━━ Brano di riferimento ━━

Ricordi Vine? Elon Musk sta per riportarlo in vita: ecco cosa intende fare
Il proprietario di X ha rivelato la scoperta dell'intero database video della defunta piattaforma social e promette di rendere nuovamente accessibili i contenuti agli utenti. La mossa arriva strategicamente in concomitanza con il lancio di Grok Imagine.
di Nino Grasso pubblicata il 05 Agosto 2025, alle 12:31 nel canale WebElon Musk ha recentemente comunicato attraverso i canali ufficiali che l'archivio completo di Vine è stato ritrovato e che X sta lavorando per ripristinarne l'accesso pubblico. La dichiarazione giunge dopo settimane di anticipazioni circa un possibile ritorno della piattaforma che aveva rivoluzionato la condivisione di contenuti video brevi prima dell'avvento di TikTok.
Grok Imagine is AI Vine!
— Elon Musk (@elonmusk) August 2, 2025
Btw, we recently found the Vine video archive (thought it had been deleted) and are working on restoring user access, so you can post them if you want.
La scoperta dell'archivio rappresenta un risultato inaspettato, considerando che molti ritenevano i contenuti definitivamente perduti dopo la chiusura della piattaforma. Twitter aveva acquisito Vine nel 2012 per 30 milioni di dollari, ma non era mai riuscita a monetizzare efficacemente il servizio, portando alla decisione di interrompere i caricamenti nel 2016 e di chiudere completamente la piattaforma l'anno successivo.
Vine, l'archivio dei video è stato ritrovato e verrà reso di nuovo pubblico
Secondo le dichiarazioni di Musk, gli utenti di X potranno visualizzare e condividere i video dell'archivio Vine, ma si tratterà esclusivamente di contenuti storici. Il magnate sudafricano ha chiarito che non si sta pianificando una vera rinascita della piattaforma, bensì il ripristino dell'accesso ai contenuti esistenti. La natura "passiva" dell'archivio significa che non sarà possibile caricare nuovi video nella modalità classica di Vine.

━━━

Consegna 1: Riassumi in due frasi l'articolo su Vine.
Consegna 2: Scrivi il seguito dell'articolo su Vine, partendo dopo la sua ultima frase.

━━ Estratto del dataset ━━

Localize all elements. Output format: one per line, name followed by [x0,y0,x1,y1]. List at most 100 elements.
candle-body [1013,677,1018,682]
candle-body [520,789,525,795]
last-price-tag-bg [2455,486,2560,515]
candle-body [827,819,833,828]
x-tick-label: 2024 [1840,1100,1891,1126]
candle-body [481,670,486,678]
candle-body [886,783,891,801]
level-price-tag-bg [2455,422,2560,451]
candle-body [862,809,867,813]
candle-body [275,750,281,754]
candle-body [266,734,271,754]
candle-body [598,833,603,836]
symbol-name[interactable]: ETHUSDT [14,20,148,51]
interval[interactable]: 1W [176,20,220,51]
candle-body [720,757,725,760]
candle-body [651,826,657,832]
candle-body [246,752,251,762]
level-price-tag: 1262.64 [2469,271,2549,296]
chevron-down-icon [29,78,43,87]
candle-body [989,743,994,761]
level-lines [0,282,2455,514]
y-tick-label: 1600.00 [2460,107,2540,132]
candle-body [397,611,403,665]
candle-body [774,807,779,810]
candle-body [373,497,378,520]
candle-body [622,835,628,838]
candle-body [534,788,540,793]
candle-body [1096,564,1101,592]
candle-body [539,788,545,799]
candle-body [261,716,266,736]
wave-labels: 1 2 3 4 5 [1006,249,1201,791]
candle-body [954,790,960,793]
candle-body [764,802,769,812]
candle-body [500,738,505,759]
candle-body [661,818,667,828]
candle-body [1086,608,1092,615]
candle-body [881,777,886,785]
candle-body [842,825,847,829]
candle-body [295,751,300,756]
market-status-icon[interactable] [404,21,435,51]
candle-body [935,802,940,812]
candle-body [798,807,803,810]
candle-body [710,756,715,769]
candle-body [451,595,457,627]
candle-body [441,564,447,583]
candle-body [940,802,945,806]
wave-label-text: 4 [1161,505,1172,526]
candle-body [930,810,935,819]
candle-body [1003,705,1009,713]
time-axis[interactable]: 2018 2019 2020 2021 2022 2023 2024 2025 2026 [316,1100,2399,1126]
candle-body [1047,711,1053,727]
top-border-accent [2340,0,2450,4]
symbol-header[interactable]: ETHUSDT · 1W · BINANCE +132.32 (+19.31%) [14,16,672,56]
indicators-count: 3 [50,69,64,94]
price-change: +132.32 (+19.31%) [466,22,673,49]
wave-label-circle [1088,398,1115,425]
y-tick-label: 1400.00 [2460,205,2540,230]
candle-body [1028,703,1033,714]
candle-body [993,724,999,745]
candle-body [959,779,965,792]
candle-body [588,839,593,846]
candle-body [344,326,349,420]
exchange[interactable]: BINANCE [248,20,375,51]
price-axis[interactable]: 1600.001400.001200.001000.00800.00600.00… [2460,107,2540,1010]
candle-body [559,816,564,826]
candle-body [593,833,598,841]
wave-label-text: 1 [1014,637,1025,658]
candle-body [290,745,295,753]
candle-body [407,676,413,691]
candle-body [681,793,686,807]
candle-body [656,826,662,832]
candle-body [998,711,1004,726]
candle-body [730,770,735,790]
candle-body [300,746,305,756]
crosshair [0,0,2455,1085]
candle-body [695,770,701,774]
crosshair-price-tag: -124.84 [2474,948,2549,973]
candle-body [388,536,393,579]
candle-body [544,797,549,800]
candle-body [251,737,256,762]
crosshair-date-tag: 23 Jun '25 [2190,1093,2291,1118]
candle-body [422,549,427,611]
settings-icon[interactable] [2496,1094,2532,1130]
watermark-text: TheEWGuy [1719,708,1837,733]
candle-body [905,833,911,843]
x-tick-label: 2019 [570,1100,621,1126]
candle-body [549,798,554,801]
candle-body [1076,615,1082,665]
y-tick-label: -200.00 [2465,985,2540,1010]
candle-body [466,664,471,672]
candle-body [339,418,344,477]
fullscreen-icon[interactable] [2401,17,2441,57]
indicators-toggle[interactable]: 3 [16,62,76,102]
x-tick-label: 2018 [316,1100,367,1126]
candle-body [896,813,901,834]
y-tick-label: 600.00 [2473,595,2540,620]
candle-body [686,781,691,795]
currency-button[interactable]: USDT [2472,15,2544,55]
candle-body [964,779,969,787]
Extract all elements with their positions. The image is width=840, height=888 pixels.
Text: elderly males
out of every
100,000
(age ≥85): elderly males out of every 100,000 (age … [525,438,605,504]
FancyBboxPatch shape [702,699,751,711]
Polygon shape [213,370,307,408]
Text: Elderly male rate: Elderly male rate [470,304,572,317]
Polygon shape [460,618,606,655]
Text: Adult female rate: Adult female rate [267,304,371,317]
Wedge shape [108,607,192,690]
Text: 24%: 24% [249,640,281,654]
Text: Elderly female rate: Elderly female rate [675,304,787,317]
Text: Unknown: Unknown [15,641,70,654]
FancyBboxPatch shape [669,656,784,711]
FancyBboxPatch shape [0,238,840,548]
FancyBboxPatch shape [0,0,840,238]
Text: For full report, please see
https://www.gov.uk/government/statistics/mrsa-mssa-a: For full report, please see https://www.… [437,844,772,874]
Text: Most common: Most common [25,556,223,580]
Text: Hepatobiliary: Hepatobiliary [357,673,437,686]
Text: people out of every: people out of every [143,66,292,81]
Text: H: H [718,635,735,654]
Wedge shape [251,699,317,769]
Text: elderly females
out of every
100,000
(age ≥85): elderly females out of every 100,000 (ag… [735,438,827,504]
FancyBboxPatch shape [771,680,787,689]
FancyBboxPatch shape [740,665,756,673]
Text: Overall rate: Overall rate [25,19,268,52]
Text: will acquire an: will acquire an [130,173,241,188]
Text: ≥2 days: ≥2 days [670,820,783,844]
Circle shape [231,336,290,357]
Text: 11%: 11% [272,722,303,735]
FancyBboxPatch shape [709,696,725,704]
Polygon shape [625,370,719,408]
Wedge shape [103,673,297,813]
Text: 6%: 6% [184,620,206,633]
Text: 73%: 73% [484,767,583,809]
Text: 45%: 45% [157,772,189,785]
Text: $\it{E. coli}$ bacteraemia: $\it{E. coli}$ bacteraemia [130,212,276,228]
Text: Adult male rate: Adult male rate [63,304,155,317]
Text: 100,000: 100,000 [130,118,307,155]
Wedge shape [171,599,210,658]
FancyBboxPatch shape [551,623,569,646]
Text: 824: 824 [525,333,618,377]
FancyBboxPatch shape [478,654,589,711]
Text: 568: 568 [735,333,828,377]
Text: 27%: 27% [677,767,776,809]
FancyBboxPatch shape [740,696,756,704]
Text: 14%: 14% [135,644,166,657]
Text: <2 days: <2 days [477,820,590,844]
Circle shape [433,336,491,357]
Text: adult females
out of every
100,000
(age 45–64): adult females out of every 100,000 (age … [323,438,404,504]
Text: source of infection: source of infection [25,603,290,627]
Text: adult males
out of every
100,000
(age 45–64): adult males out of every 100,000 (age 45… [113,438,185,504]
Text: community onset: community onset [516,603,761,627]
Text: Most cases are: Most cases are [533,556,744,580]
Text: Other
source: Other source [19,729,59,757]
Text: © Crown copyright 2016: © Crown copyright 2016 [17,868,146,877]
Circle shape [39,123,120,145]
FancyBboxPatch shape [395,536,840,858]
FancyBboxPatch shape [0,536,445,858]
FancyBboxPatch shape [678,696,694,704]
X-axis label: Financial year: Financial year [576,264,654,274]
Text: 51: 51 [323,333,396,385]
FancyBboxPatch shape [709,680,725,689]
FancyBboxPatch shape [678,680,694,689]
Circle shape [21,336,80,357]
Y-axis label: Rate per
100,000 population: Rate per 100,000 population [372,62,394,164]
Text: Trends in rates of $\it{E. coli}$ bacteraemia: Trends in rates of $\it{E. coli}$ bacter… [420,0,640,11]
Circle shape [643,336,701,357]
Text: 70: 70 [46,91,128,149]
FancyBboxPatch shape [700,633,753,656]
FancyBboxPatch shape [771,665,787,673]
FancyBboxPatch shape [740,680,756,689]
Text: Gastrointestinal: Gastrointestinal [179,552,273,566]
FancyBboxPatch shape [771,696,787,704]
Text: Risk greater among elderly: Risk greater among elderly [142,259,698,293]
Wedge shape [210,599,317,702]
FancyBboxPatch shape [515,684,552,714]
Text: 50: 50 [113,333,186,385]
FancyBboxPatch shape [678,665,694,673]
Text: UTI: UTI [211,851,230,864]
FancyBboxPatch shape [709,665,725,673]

━━━

La tua risposta 1: Elon Musk ha annunciato che l'archivio completo dei video di Vine, che molti ritenevano perduto dopo la chiusura della piattaforma, è stato ritrovato e che X sta lavorando per renderlo di nuovo accessibile. Gli utenti di X potranno visualizzare e condividere i video storici, ma non è prevista una vera rinascita di Vine e non sarà possibile caricare nuovi video nella modalità classica.

La tua risposta 2:
L'annuncio del recupero dell'archivio coincide strategicamente con il lancio di Grok Imagine, il nuovo strumento di X per la generazione di video tramite intelligenza artificiale. Musk ha definito il servizio "AI Vine", suggerendo una possibile integrazione tra i contenuti storici e le nuove capacità di creazione automatizzata. La piattaforma permetterebbe agli utenti di generare video brevi semplicemente inserendo prompt testuali, eliminando la necessità di produrre manualmente i contenuti.
Il recupero dell'archivio Vine assume particolare rilevanza nel contesto attuale del social media, dove i video brevi dominano l'engagement degli utenti. Vine aveva anticipato di anni il formato che oggi caratterizza piattaforme come TikTok, Instagram Reels e YouTube Shorts, con i suoi loop di 6 secondi che avevano creato un linguaggio visivo distintivo e influenzato profondamente la cultura digitale. Ma forse era ancora troppo presto.
Resta inoltre da valutare l'effettiva implementazione del progetto, considerando i precedenti di Musk nel mantenimento delle promesse pubbliche. Al momento la comunità di ex-utenti Vine e creatori di contenuti sono in attesa di conferme sui tempi e le modalità di accesso all'archivio recuperato.